SOURCE TEXT
▶

CN_seg is optional to annotate copy-number information on the trees

To specify number of iterations:

./ Cluster -ni 1000

Acknowledgment: Clustering Module is partially inspired (primary 1D clustering) by earlier work of Carter & Getz (Landau D, Carter S , Stojanov P et al. Cell 152, 714–726, 2013)

BuildTree (and GrowthKinetics)

The GrowthKinetics module fully incorporates the BuildTree libraries, so when rates are desired, there is no need to run both.

  • The -w flag should provide a measure of tumor burden, with one value per input sample maf in clustering. When ommited, stable tumor burden is assumed.
  • The -t flag should provide relative time for spacing the samples. When omitted, equal spacing is assumed.

Just BuildTree

./ BuildTree -i Indiv_ID -sif Patient.sif  -m mutation_ccf_file -c cluster_ccf_file 


./ GrowthKinetics -i Indiv_ID -sif Patient.sif -ab cell_population_abundance_mcmc_trace -w 10 10 10 10 10 -t 1 2 3 4 5 

Run Cluster together with BuildTree

./ Cluster -i Patient_ID  -sif Patient.sif -rb


SinglePatientTiming requires a maf input and a seg file input for each sample. The maf file should be the output of PhylogicNDT Clustering module. The seg file should have the following columns:

Chromosome  Start   End A1.Seg.CN   A2.Seg.CN

To run SinglePatientTiming:

./ Timing -i Indiv_ID -sif Patient.sif


LeagueModel requires an input of comparison tables. The comparison tables should be the output of SinglePatientTiming ending in ".comp.tsv"

◀

REQUIRED ACTION 1
Say whether each statement agrees with the PhylogicNDT notes, answering yes or no and quoting the deciding words: (a) If the -t flag is left out, the samples are taken to be equally spaced. (b) To get rates, BuildTree must be run separately before GrowthKinetics. (c) The maf file for SinglePatientTiming should be the output of the LeagueModel module.
REQUIRED ACTION 2
Write out word for word the part of the PhylogicNDT notes that runs from "Acknowledgment: Clustering Module" to "to run both.".

ENTRIES SHOWN
▶

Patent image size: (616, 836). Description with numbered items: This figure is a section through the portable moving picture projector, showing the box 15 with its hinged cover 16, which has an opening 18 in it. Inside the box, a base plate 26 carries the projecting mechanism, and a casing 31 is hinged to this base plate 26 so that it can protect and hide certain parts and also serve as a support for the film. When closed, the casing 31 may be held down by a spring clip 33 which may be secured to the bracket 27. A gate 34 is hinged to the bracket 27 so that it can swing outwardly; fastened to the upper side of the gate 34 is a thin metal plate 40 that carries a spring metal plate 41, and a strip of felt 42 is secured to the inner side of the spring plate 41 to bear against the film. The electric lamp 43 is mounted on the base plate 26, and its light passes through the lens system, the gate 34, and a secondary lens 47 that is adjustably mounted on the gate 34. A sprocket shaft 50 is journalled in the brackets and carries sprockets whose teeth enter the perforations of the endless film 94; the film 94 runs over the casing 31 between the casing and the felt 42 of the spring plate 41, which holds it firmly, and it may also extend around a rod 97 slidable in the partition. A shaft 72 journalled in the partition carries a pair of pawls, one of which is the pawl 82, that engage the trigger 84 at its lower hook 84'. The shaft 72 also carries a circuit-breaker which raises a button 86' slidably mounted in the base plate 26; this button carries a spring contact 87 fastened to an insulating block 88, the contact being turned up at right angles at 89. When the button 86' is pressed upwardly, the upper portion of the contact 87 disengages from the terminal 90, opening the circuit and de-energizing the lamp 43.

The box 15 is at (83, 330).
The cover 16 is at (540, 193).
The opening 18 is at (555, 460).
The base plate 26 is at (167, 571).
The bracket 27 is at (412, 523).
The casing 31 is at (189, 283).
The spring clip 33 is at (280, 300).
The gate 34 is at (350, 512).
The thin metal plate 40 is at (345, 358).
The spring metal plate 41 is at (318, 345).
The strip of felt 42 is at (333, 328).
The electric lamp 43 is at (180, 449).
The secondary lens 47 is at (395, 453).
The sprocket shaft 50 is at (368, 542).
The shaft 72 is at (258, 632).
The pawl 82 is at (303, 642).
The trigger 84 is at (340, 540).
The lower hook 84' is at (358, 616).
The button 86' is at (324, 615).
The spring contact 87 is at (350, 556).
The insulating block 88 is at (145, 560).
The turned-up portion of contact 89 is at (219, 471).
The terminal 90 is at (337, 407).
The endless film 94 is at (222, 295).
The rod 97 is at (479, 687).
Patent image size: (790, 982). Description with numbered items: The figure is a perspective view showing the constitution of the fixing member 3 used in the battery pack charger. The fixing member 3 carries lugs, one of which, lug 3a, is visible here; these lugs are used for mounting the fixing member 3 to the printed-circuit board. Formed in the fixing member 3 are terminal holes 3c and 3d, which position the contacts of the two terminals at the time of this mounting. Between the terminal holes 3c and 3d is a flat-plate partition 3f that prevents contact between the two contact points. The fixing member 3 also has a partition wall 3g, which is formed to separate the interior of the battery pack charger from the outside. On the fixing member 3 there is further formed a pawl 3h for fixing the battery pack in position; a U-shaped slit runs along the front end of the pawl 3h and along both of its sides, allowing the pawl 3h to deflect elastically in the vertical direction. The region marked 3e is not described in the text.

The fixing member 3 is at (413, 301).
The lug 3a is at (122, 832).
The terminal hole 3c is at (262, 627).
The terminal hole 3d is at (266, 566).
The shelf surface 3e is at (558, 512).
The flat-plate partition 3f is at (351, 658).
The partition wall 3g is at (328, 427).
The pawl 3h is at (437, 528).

◀

PROBLEM SOLUTION 1
(a) Yes: "When omitted, equal spacing is assumed."
(b) No: "so when rates are desired, there is no need to run both."
(c) No: "The maf file should be the output of PhylogicNDT Clustering module."

PROBLEM SOLUTION 2
Acknowledgment: Clustering Module is partially inspired (primary 1D clustering) by earlier work of Carter & Getz (Landau D, Carter S , Stojanov P et al. Cell 152, 714–726, 2013)

BuildTree (and GrowthKinetics)

The GrowthKinetics module fully incorporates the BuildTree libraries, so when rates are desired, there is no need to run both.